begin EXTRACTED RECORDS
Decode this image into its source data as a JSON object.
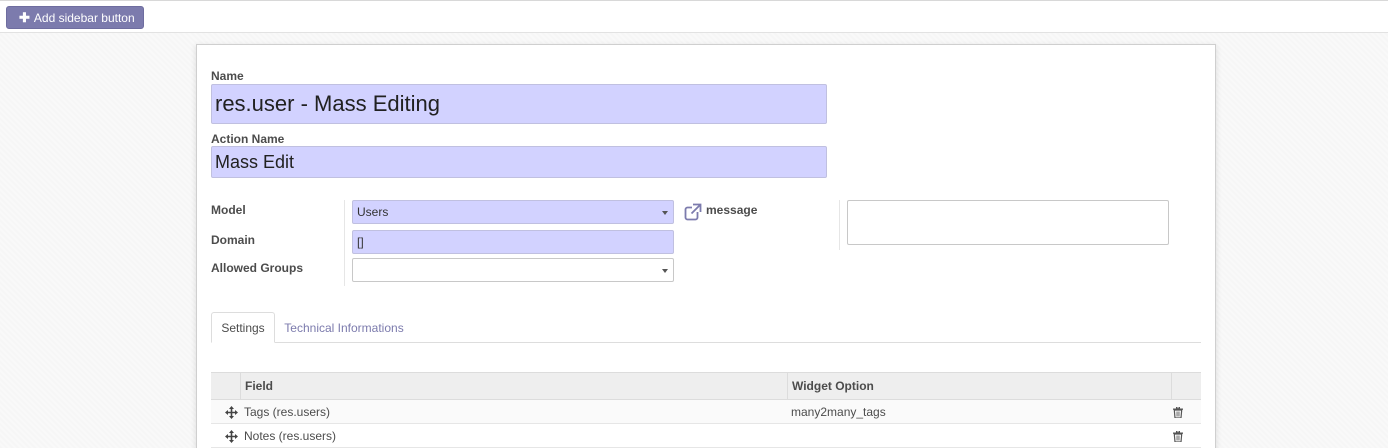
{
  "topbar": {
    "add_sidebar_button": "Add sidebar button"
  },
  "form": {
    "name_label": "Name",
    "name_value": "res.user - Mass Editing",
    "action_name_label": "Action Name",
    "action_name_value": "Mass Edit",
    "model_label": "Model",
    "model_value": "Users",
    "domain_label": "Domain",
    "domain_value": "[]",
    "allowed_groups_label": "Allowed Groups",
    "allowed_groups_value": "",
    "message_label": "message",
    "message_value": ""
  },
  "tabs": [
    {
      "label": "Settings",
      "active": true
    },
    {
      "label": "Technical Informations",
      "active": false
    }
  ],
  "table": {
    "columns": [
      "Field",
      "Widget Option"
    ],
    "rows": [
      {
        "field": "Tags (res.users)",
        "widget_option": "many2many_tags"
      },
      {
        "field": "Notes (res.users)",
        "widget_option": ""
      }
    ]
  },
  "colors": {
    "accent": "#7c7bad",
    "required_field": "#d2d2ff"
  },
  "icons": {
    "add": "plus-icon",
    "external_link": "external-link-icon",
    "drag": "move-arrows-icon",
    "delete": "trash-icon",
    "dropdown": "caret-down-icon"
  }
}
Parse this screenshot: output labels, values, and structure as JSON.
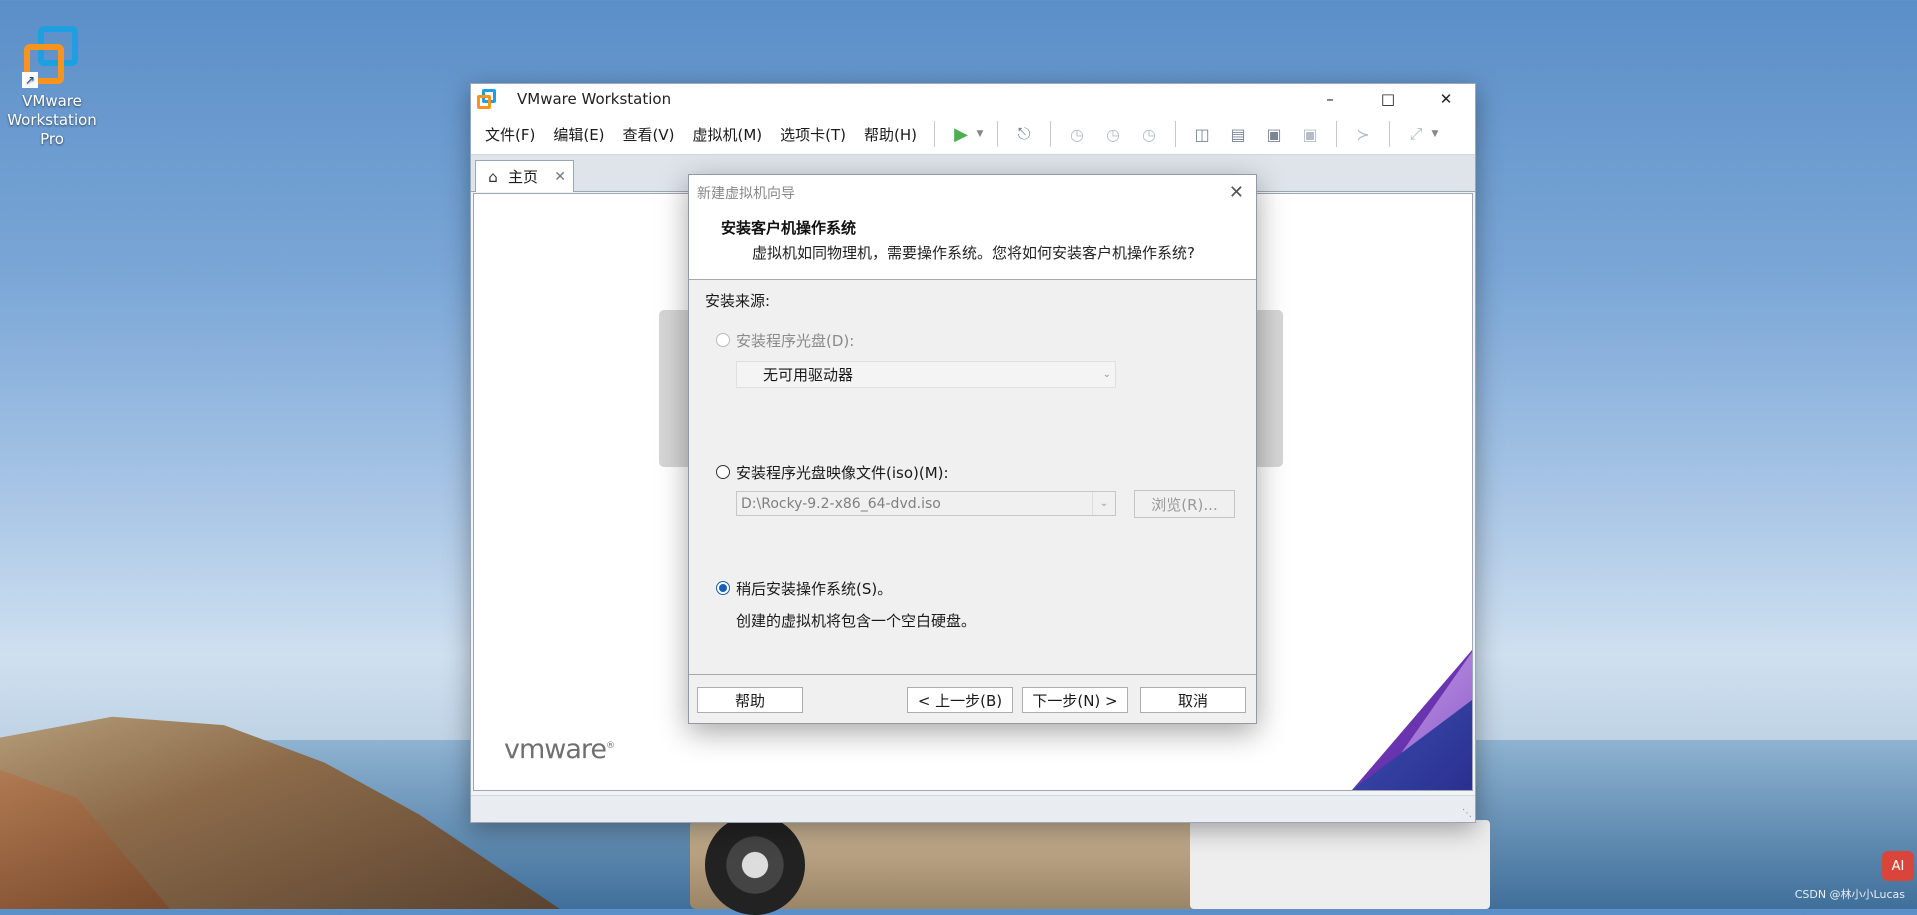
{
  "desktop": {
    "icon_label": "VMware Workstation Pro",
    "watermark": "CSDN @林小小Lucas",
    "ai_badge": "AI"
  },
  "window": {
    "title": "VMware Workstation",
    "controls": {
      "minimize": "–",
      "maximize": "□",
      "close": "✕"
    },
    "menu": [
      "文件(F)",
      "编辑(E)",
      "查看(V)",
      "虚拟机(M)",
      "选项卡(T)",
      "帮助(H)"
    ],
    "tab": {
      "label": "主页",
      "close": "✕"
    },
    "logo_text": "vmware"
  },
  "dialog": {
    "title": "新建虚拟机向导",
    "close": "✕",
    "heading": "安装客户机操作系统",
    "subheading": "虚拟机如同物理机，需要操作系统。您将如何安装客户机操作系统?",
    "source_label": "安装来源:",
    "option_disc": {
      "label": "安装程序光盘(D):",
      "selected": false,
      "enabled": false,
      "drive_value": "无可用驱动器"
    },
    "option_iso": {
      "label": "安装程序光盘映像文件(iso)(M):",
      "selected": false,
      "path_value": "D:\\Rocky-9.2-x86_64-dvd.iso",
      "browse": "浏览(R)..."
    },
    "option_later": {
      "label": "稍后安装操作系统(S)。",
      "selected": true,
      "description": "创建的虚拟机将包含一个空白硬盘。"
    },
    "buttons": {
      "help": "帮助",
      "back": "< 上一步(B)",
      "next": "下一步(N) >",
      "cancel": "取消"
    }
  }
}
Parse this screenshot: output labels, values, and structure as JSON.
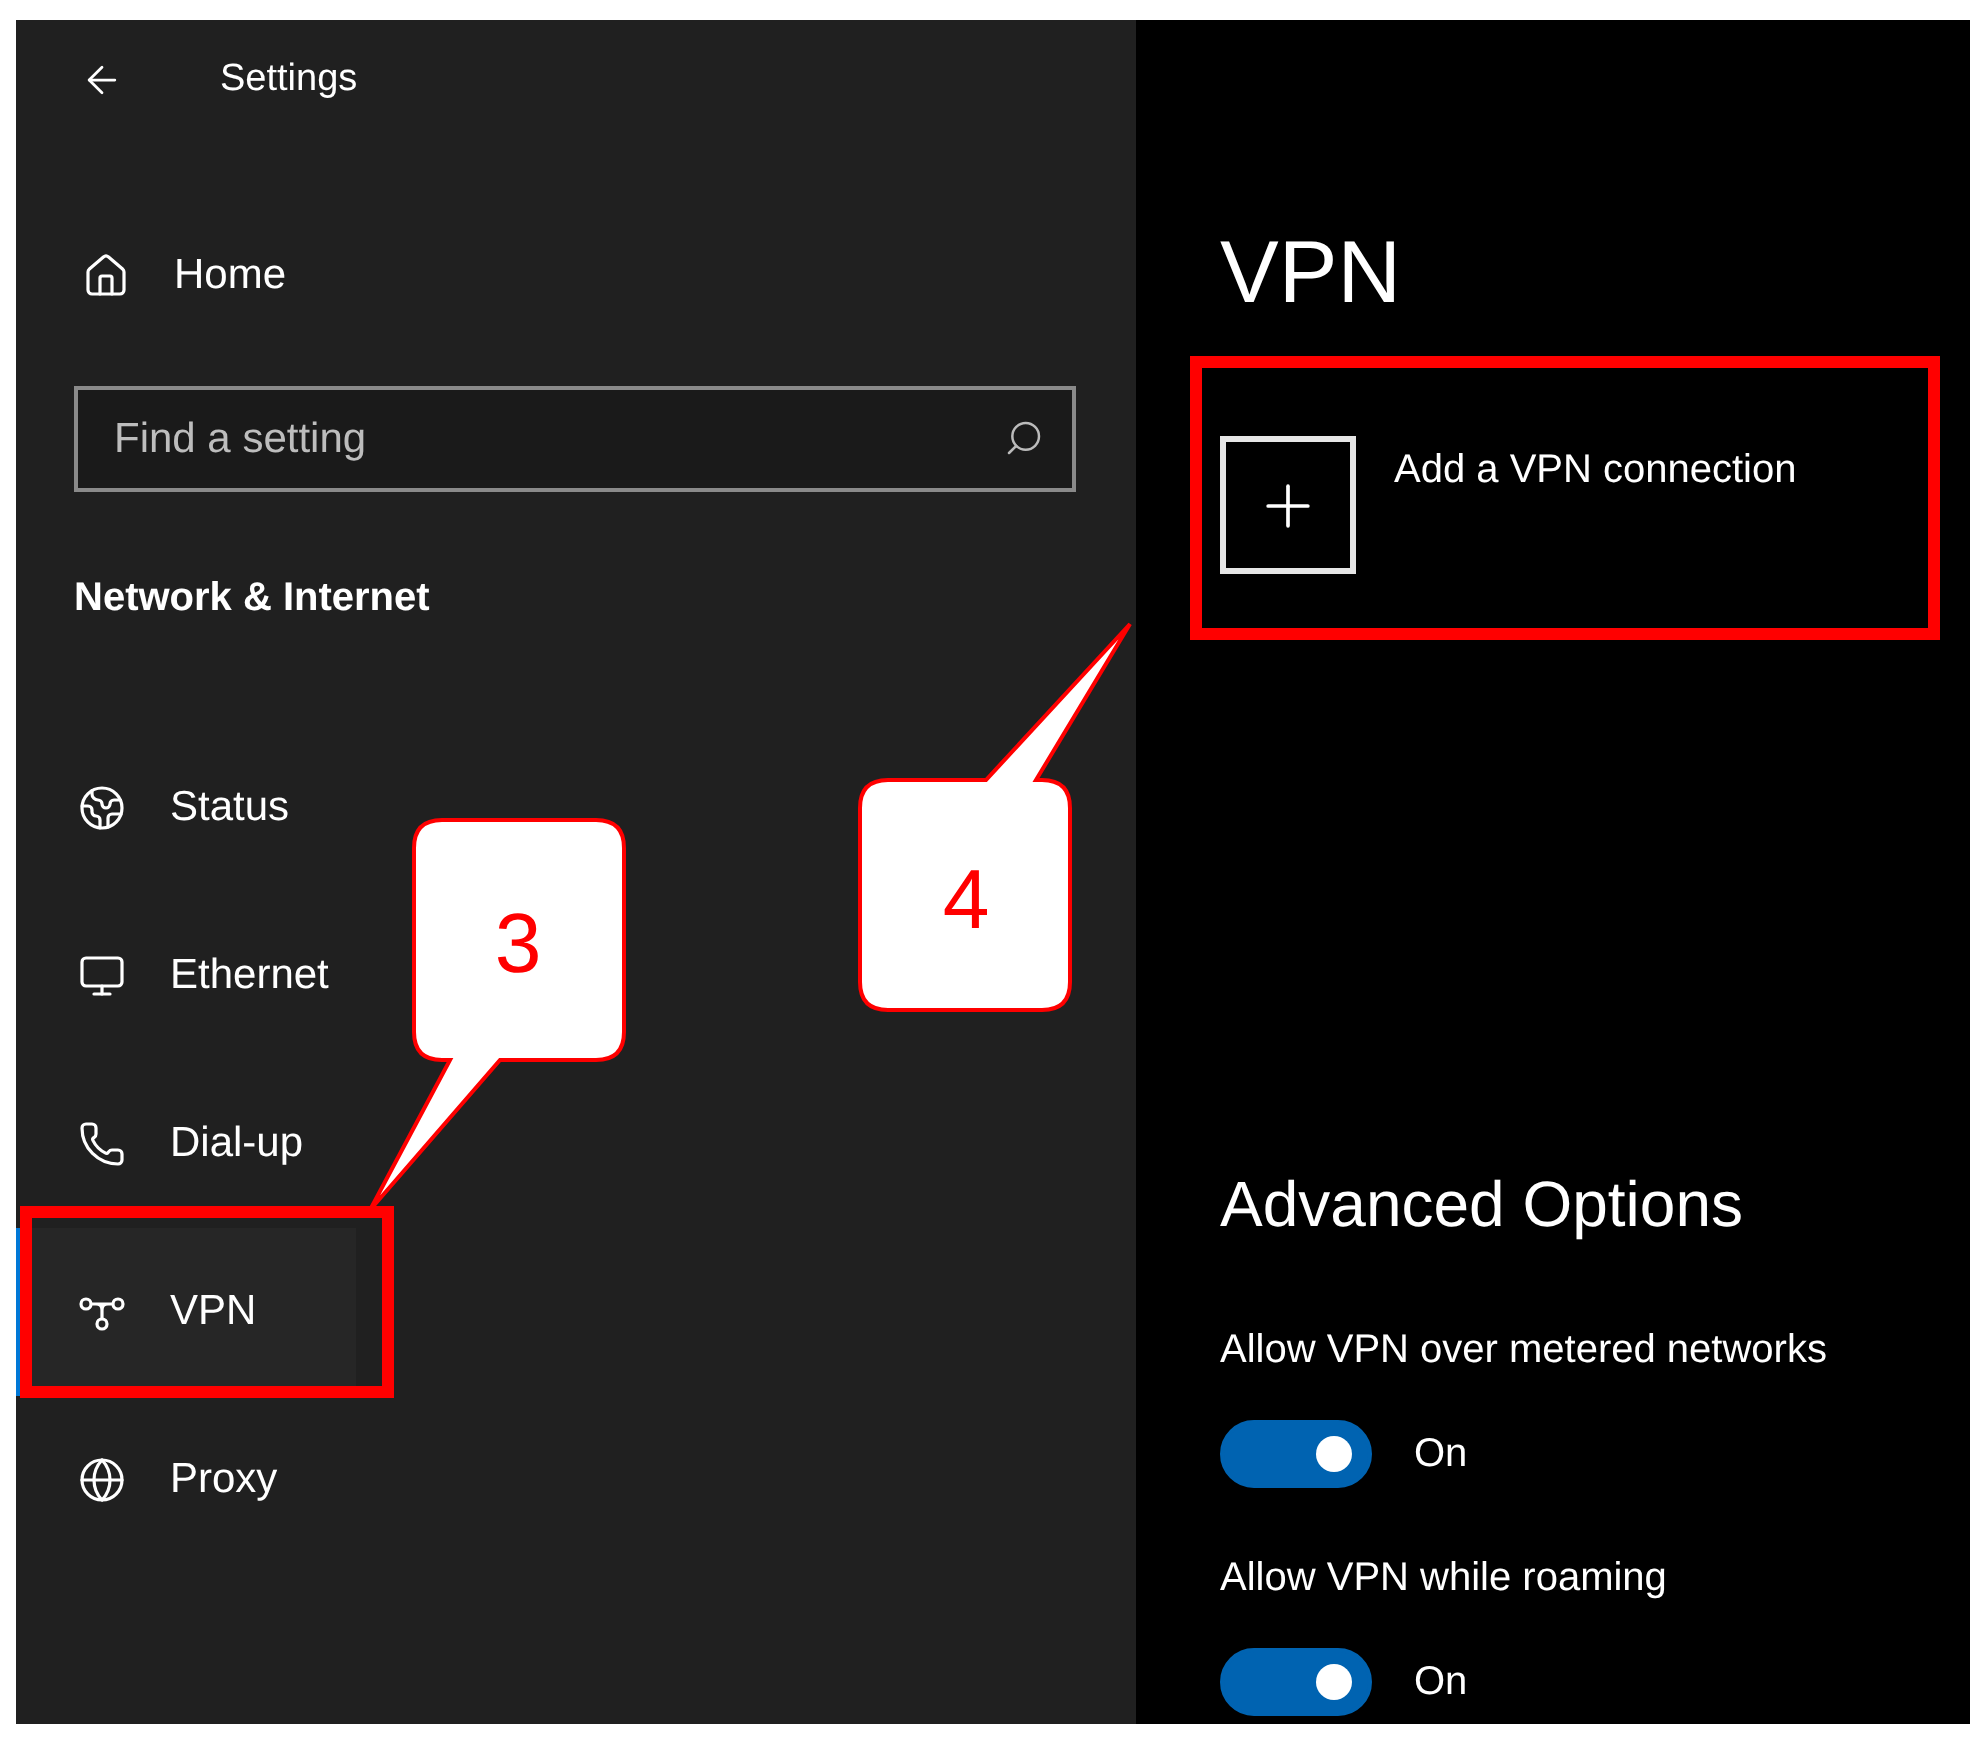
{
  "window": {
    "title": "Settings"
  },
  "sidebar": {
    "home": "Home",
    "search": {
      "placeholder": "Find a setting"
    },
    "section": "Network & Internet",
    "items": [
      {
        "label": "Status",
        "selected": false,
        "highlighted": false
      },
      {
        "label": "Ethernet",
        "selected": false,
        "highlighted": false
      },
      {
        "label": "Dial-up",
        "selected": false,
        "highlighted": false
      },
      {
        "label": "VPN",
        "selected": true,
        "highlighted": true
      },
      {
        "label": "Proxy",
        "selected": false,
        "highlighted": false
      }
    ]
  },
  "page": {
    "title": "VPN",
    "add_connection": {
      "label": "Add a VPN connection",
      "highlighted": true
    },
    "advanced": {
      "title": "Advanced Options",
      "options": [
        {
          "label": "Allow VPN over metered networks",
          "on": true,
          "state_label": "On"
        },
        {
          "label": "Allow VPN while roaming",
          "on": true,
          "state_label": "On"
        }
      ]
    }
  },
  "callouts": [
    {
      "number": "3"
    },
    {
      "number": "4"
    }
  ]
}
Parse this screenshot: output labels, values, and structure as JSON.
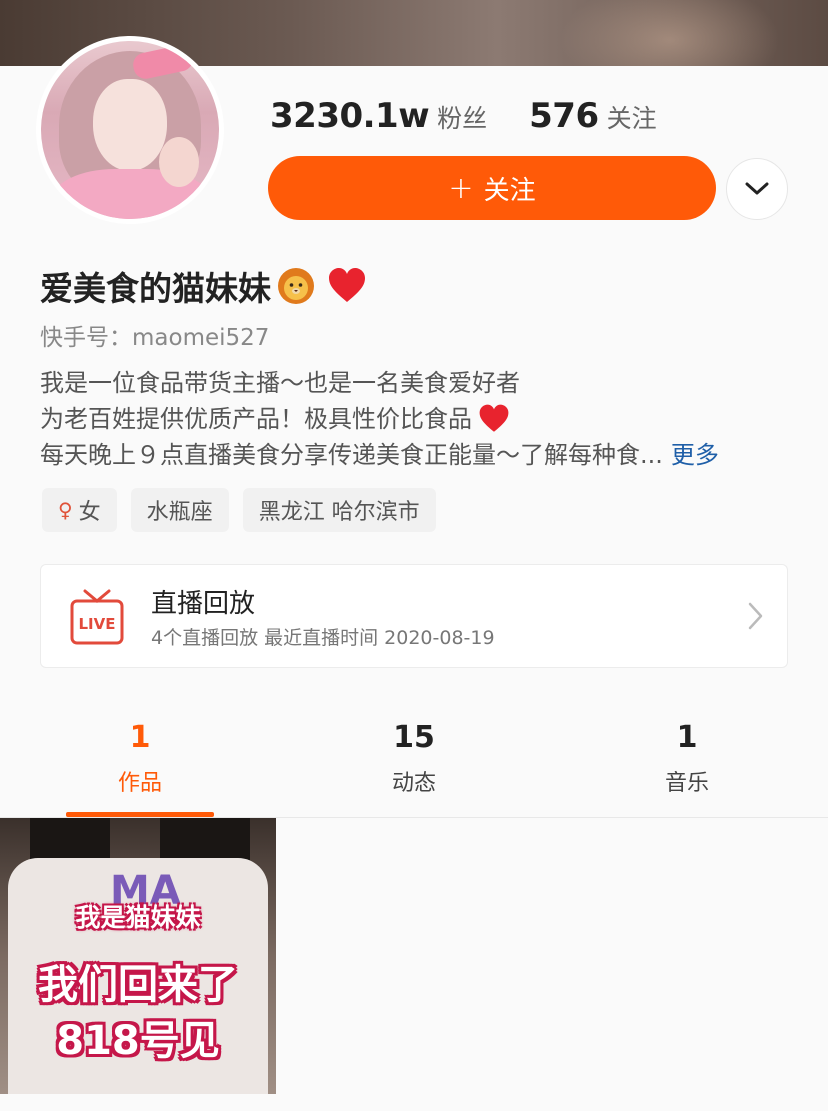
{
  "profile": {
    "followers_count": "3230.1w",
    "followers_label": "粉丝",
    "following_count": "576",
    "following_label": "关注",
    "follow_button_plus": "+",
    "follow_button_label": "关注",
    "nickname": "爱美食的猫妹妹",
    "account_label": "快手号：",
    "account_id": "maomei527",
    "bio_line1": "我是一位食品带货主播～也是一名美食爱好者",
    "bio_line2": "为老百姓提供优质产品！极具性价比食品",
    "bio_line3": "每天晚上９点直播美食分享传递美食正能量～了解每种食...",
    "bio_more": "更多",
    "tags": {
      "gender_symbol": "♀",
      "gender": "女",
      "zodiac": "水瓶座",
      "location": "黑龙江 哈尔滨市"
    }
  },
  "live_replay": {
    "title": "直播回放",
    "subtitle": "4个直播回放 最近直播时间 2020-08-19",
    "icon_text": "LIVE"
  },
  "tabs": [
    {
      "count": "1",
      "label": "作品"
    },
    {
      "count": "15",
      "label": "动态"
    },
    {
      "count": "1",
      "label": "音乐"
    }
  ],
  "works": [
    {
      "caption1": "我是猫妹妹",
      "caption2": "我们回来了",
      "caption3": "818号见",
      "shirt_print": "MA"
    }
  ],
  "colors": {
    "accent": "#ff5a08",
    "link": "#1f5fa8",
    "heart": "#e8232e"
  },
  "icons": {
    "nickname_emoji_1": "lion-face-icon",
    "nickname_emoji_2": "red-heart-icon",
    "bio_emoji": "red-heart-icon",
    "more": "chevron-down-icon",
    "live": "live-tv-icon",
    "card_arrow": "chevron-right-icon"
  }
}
end EXTRACTED RECORDS
= GIVEN INSTRUCTION =
Considering only the records above, state the number of lines that include the word "down", with nothing added.

= FULL OUTPUT =
2